What the task asks. State only how many lines below include the string "demand".

Entries shown.
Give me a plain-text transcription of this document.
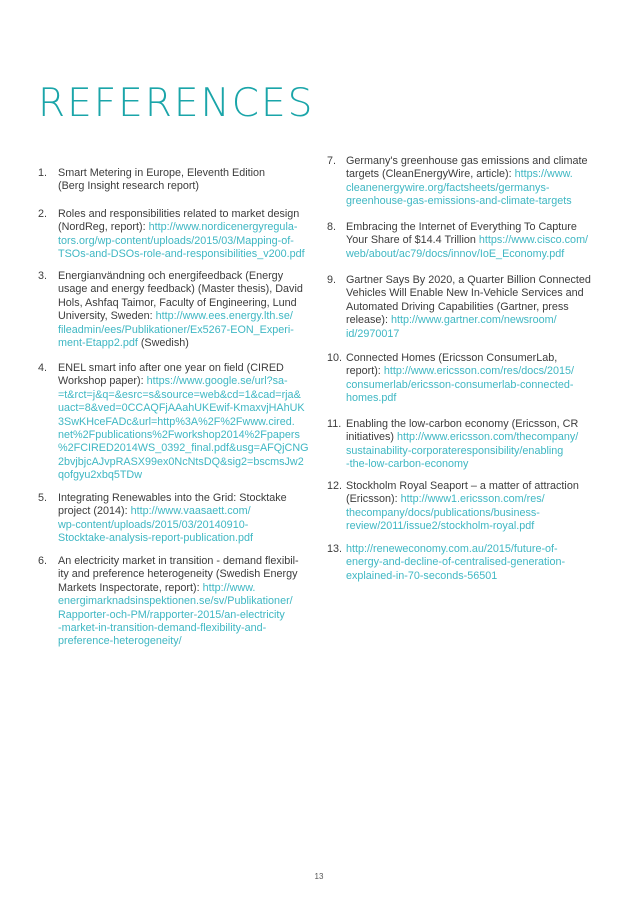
REFERENCES
1. Smart Metering in Europe, Eleventh Edition
(Berg Insight research report)
2. Roles and responsibilities related to market design
(NordReg, report): http://www.nordicenergyregula-
tors.org/wp-content/uploads/2015/03/Mapping-of-
TSOs-and-DSOs-role-and-responsibilities_v200.pdf
3. Energianvändning och energifeedback (Energy
usage and energy feedback) (Master thesis), David
Hols, Ashfaq Taimor, Faculty of Engineering, Lund
University, Sweden: http://www.ees.energy.lth.se/
fileadmin/ees/Publikationer/Ex5267-EON_Experi-
ment-Etapp2.pdf (Swedish)
4. ENEL smart info after one year on field (CIRED
Workshop paper): https://www.google.se/url?sa-
=t&rct=j&q=&esrc=s&source=web&cd=1&cad=rja&
uact=8&ved=0CCAQFjAAahUKEwif-KmaxvjHAhUK
3SwKHceFADc&url=http%3A%2F%2Fwww.cired.
net%2Fpublications%2Fworkshop2014%2Fpapers
%2FCIRED2014WS_0392_final.pdf&usg=AFQjCNG
2bvjbjcAJvpRASX99ex0NcNtsDQ&sig2=bscmsJw2
qofgyu2xbq5TDw
5. Integrating Renewables into the Grid: Stocktake
project (2014): http://www.vaasaett.com/
wp-content/uploads/2015/03/20140910-
Stocktake-analysis-report-publication.pdf
6. An electricity market in transition - demand flexibil-
ity and preference heterogeneity (Swedish Energy
Markets Inspectorate, report): http://www.
energimarknadsinspektionen.se/sv/Publikationer/
Rapporter-och-PM/rapporter-2015/an-electricity
-market-in-transition-demand-flexibility-and-
preference-heterogeneity/
7. Germany's greenhouse gas emissions and climate
targets (CleanEnergyWire, article): https://www.
cleanenergywire.org/factsheets/germanys-
greenhouse-gas-emissions-and-climate-targets
8. Embracing the Internet of Everything To Capture
Your Share of $14.4 Trillion https://www.cisco.com/
web/about/ac79/docs/innov/IoE_Economy.pdf
9. Gartner Says By 2020, a Quarter Billion Connected
Vehicles Will Enable New In-Vehicle Services and
Automated Driving Capabilities (Gartner, press
release): http://www.gartner.com/newsroom/
id/2970017
10. Connected Homes (Ericsson ConsumerLab,
report): http://www.ericsson.com/res/docs/2015/
consumerlab/ericsson-consumerlab-connected-
homes.pdf
11. Enabling the low-carbon economy (Ericsson, CR
initiatives) http://www.ericsson.com/thecompany/
sustainability-corporateresponsibility/enabling
-the-low-carbon-economy
12. Stockholm Royal Seaport – a matter of attraction
(Ericsson): http://www1.ericsson.com/res/
thecompany/docs/publications/business-
review/2011/issue2/stockholm-royal.pdf
13. http://reneweconomy.com.au/2015/future-of-
energy-and-decline-of-centralised-generation-
explained-in-70-seconds-56501
13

Solution to this task. 2